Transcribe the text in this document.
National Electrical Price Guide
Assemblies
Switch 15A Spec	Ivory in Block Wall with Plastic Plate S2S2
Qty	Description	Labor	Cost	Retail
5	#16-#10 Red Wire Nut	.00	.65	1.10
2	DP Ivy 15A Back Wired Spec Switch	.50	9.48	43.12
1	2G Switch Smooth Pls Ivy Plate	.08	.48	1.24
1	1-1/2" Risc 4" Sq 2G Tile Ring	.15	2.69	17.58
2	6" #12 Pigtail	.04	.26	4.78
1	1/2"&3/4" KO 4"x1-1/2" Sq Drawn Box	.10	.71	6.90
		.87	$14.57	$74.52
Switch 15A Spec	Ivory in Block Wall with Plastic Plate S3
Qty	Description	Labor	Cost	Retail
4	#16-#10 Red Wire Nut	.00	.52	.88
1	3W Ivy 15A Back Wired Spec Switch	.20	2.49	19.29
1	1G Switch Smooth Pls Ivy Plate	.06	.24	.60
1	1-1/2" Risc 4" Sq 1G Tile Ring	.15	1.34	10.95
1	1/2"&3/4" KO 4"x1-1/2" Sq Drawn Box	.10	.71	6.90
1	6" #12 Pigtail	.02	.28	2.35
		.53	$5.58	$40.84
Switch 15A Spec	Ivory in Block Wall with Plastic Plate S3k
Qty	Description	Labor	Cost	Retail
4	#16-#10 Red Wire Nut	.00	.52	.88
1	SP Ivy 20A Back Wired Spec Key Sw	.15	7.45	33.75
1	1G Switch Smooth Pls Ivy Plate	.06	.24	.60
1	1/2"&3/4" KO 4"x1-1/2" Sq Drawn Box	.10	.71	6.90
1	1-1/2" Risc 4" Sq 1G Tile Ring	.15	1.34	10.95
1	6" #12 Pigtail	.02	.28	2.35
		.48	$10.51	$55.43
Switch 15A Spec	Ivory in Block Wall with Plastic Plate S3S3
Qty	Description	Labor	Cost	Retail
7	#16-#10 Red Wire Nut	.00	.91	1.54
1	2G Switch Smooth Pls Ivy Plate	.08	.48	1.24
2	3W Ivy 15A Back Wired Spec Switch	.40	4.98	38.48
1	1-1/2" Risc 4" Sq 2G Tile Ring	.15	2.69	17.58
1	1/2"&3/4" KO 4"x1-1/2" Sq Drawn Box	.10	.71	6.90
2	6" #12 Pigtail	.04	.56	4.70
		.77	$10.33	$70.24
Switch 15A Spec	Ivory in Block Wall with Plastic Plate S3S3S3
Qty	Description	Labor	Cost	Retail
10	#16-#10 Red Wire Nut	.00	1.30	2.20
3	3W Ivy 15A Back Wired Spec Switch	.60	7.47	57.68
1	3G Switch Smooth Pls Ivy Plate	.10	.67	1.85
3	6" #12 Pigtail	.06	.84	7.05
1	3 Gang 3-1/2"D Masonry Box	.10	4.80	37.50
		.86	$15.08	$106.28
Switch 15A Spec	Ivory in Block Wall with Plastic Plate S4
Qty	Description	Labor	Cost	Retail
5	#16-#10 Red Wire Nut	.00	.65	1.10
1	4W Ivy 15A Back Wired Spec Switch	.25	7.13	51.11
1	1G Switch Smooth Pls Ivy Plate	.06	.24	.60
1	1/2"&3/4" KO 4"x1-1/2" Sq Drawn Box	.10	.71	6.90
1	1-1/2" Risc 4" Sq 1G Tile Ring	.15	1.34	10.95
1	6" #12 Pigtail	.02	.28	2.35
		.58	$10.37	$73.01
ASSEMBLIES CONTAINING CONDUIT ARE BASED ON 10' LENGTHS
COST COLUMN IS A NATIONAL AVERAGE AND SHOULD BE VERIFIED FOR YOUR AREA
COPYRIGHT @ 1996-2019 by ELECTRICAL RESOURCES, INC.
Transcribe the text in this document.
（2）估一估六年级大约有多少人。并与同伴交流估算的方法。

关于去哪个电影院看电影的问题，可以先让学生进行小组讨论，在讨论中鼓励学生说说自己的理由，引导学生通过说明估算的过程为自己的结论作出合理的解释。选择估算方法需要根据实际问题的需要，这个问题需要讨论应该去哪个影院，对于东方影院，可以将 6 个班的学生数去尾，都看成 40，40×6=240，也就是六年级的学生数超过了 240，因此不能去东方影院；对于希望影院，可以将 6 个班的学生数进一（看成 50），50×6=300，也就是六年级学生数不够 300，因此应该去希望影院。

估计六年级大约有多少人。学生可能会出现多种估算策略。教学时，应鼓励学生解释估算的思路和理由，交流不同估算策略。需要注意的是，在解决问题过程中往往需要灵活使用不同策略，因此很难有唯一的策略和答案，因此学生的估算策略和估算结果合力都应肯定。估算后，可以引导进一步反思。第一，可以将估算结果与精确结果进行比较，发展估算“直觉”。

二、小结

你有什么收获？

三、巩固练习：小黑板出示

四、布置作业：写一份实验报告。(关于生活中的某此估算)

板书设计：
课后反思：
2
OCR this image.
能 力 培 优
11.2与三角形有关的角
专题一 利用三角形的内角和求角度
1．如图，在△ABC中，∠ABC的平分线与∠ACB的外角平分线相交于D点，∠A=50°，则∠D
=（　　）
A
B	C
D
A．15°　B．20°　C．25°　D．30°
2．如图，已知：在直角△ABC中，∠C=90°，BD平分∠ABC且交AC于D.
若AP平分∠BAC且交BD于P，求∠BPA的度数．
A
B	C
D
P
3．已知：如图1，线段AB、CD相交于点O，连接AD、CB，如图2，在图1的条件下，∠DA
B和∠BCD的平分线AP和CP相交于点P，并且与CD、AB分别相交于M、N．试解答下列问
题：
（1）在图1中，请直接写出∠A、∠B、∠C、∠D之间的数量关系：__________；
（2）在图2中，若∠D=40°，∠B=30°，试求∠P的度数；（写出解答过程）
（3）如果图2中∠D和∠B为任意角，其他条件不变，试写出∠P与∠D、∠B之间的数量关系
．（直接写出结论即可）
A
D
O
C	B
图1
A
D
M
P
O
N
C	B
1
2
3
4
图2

§ Objective:
Find the lines with the string "ABC中" and reproduce them.

§ Output below:
1．如图，在△ABC中，∠ABC的平分线与∠ACB的外角平分线相交于D点，∠A=50°，则∠D
2．如图，已知：在直角△ABC中，∠C=90°，BD平分∠ABC且交AC于D.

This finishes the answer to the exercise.